DIRECTION
The data below is to be returned in full and exactly.

MATERIAL SHOWN
- - - - -

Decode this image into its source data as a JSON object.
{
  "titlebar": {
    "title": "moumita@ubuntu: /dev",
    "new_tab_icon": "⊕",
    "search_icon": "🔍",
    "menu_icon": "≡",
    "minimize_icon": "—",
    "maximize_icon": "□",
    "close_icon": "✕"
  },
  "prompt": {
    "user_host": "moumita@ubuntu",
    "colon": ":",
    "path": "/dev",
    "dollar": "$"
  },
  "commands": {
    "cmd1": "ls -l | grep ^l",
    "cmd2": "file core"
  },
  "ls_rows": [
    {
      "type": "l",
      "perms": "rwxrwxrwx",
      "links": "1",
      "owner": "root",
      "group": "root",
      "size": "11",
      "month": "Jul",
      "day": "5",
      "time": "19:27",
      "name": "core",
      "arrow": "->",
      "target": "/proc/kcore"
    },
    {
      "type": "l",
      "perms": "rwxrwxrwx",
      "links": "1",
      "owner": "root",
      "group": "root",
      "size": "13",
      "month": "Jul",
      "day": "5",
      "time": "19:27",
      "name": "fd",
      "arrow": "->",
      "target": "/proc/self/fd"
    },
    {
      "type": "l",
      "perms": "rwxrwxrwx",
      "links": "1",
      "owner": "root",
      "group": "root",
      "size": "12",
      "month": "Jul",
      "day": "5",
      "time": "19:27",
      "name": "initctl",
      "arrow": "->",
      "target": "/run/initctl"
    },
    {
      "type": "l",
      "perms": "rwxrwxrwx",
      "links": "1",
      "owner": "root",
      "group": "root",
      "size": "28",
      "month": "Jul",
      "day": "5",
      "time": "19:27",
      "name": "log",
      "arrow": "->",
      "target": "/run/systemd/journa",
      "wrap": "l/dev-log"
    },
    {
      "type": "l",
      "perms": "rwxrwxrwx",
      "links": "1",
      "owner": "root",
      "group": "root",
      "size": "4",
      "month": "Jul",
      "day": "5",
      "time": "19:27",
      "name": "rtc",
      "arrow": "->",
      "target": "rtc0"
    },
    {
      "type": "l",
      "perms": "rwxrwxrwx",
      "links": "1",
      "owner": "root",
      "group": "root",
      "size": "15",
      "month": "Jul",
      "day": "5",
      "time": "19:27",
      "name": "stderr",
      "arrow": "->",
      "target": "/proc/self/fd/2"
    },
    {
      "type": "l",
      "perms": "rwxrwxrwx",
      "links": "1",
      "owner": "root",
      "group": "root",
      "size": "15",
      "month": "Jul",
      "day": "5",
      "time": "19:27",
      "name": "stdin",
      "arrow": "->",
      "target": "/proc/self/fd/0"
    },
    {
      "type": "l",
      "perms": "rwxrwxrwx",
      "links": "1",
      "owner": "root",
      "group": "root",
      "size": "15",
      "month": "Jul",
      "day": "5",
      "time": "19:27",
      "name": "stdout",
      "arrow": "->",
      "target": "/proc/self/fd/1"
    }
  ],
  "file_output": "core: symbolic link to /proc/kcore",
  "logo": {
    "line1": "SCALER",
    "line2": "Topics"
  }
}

- - - - -

RESPONSE TO THE TASK
Decode this image into its source data as a JSON object.
{
  "titlebar": {
    "title": "moumita@ubuntu: /dev",
    "new_tab_icon": "⊕",
    "search_icon": "🔍",
    "menu_icon": "≡",
    "minimize_icon": "—",
    "maximize_icon": "□",
    "close_icon": "✕"
  },
  "prompt": {
    "user_host": "moumita@ubuntu",
    "colon": ":",
    "path": "/dev",
    "dollar": "$"
  },
  "commands": {
    "cmd1": "ls -l | grep ^l",
    "cmd2": "file core"
  },
  "ls_rows": [
    {
      "type": "l",
      "perms": "rwxrwxrwx",
      "links": "1",
      "owner": "root",
      "group": "root",
      "size": "11",
      "month": "Jul",
      "day": "5",
      "time": "19:27",
      "name": "core",
      "arrow": "->",
      "target": "/proc/kcore"
    },
    {
      "type": "l",
      "perms": "rwxrwxrwx",
      "links": "1",
      "owner": "root",
      "group": "root",
      "size": "13",
      "month": "Jul",
      "day": "5",
      "time": "19:27",
      "name": "fd",
      "arrow": "->",
      "target": "/proc/self/fd"
    },
    {
      "type": "l",
      "perms": "rwxrwxrwx",
      "links": "1",
      "owner": "root",
      "group": "root",
      "size": "12",
      "month": "Jul",
      "day": "5",
      "time": "19:27",
      "name": "initctl",
      "arrow": "->",
      "target": "/run/initctl"
    },
    {
      "type": "l",
      "perms": "rwxrwxrwx",
      "links": "1",
      "owner": "root",
      "group": "root",
      "size": "28",
      "month": "Jul",
      "day": "5",
      "time": "19:27",
      "name": "log",
      "arrow": "->",
      "target": "/run/systemd/journa",
      "wrap": "l/dev-log"
    },
    {
      "type": "l",
      "perms": "rwxrwxrwx",
      "links": "1",
      "owner": "root",
      "group": "root",
      "size": "4",
      "month": "Jul",
      "day": "5",
      "time": "19:27",
      "name": "rtc",
      "arrow": "->",
      "target": "rtc0"
    },
    {
      "type": "l",
      "perms": "rwxrwxrwx",
      "links": "1",
      "owner": "root",
      "group": "root",
      "size": "15",
      "month": "Jul",
      "day": "5",
      "time": "19:27",
      "name": "stderr",
      "arrow": "->",
      "target": "/proc/self/fd/2"
    },
    {
      "type": "l",
      "perms": "rwxrwxrwx",
      "links": "1",
      "owner": "root",
      "group": "root",
      "size": "15",
      "month": "Jul",
      "day": "5",
      "time": "19:27",
      "name": "stdin",
      "arrow": "->",
      "target": "/proc/self/fd/0"
    },
    {
      "type": "l",
      "perms": "rwxrwxrwx",
      "links": "1",
      "owner": "root",
      "group": "root",
      "size": "15",
      "month": "Jul",
      "day": "5",
      "time": "19:27",
      "name": "stdout",
      "arrow": "->",
      "target": "/proc/self/fd/1"
    }
  ],
  "file_output": "core: symbolic link to /proc/kcore",
  "logo": {
    "line1": "SCALER",
    "line2": "Topics"
  }
}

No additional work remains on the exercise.